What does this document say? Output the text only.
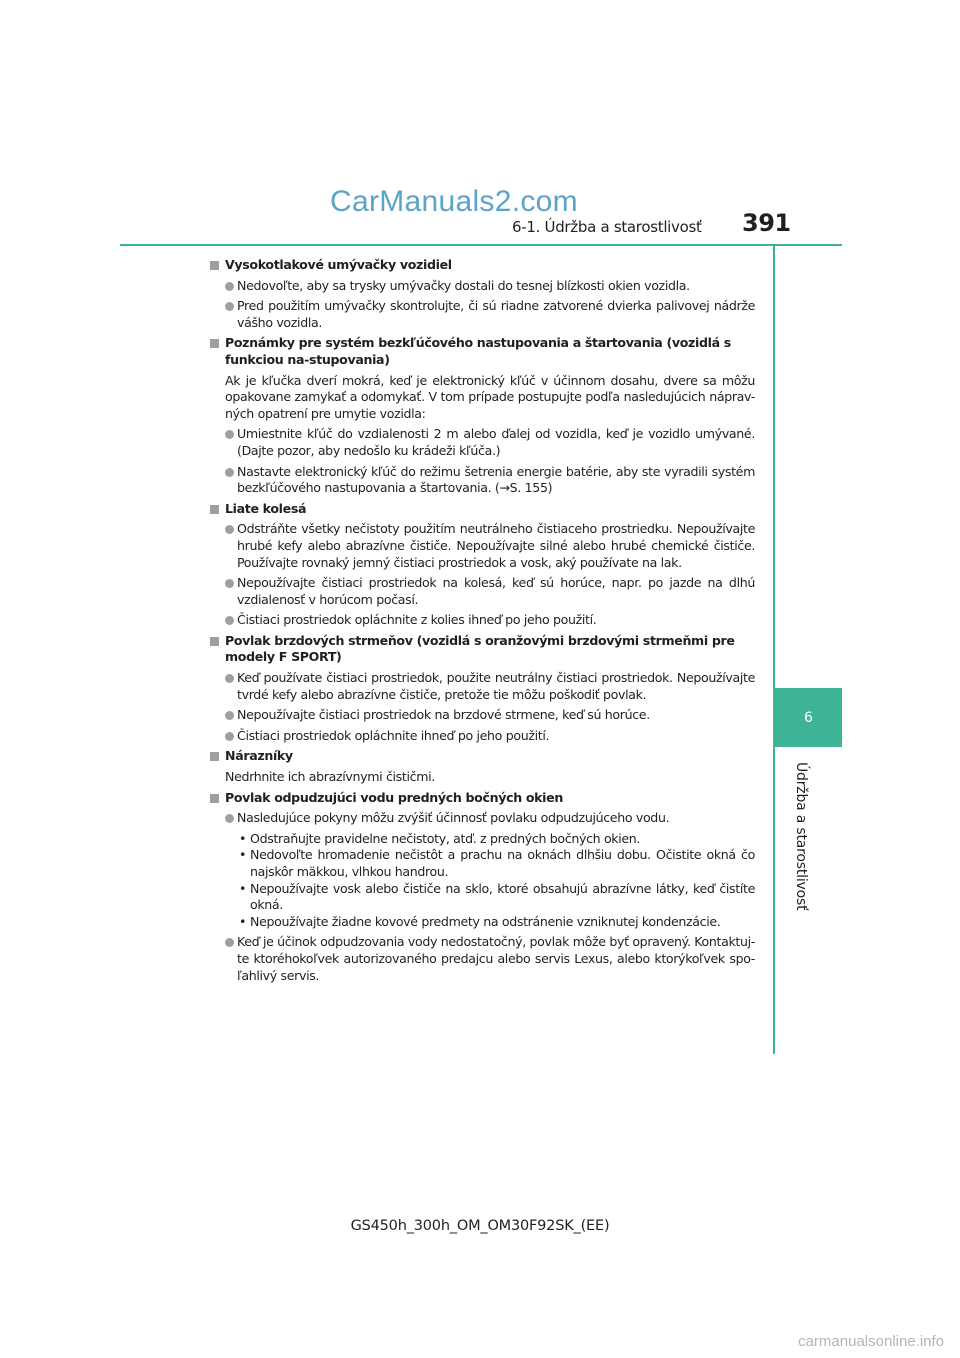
CarManuals2.com
6-1. Údržba a starostlivosť 391
6
Údržba a starostlivosť
Vysokotlakové umývačky vozidiel
Nedovoľte, aby sa trysky umývačky dostali do tesnej blízkosti okien vozidla.
Pred použitím umývačky skontrolujte, či sú riadne zatvorené dvierka palivovej nádrže vášho vozidla.
Poznámky pre systém bezkľúčového nastupovania a štartovania (vozidlá s funkciou na-stupovania)
Ak je kľučka dverí mokrá, keď je elektronický kľúč v účinnom dosahu, dvere sa môžu opakovane zamykať a odomykať. V tom prípade postupujte podľa nasledujúcich náprav-ných opatrení pre umytie vozidla:
Umiestnite kľúč do vzdialenosti 2 m alebo ďalej od vozidla, keď je vozidlo umývané. (Dajte pozor, aby nedošlo ku krádeži kľúča.)
Nastavte elektronický kľúč do režimu šetrenia energie batérie, aby ste vyradili systém bezkľúčového nastupovania a štartovania. (→S. 155)
Liate kolesá
Odstráňte všetky nečistoty použitím neutrálneho čistiaceho prostriedku. Nepoužívajte hrubé kefy alebo abrazívne čističe. Nepoužívajte silné alebo hrubé chemické čističe. Používajte rovnaký jemný čistiaci prostriedok a vosk, aký používate na lak.
Nepoužívajte čistiaci prostriedok na kolesá, keď sú horúce, napr. po jazde na dlhú vzdialenosť v horúcom počasí.
Čistiaci prostriedok opláchnite z kolies ihneď po jeho použití.
Povlak brzdových strmeňov (vozidlá s oranžovými brzdovými strmeňmi pre modely F SPORT)
Keď používate čistiaci prostriedok, použite neutrálny čistiaci prostriedok. Nepoužívajte tvrdé kefy alebo abrazívne čističe, pretože tie môžu poškodiť povlak.
Nepoužívajte čistiaci prostriedok na brzdové strmene, keď sú horúce.
Čistiaci prostriedok opláchnite ihneď po jeho použití.
Nárazníky
Nedrhnite ich abrazívnymi čističmi.
Povlak odpudzujúci vodu predných bočných okien
Nasledujúce pokyny môžu zvýšiť účinnosť povlaku odpudzujúceho vodu.
• Odstraňujte pravidelne nečistoty, atď. z predných bočných okien.
• Nedovoľte hromadenie nečistôt a prachu na oknách dlhšiu dobu. Očistite okná čo najskôr mäkkou, vlhkou handrou.
• Nepoužívajte vosk alebo čističe na sklo, ktoré obsahujú abrazívne látky, keď čistíte okná.
• Nepoužívajte žiadne kovové predmety na odstránenie vzniknutej kondenzácie.
Keď je účinok odpudzovania vody nedostatočný, povlak môže byť opravený. Kontaktuj-te ktoréhokoľvek autorizovaného predajcu alebo servis Lexus, alebo ktorýkoľvek spo-ľahlivý servis.
GS450h_300h_OM_OM30F92SK_(EE)
carmanualsonline.info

#### To be done:
Give the number of lines containing the word "môžu". No other answer is needed.

#### Problem solution:
3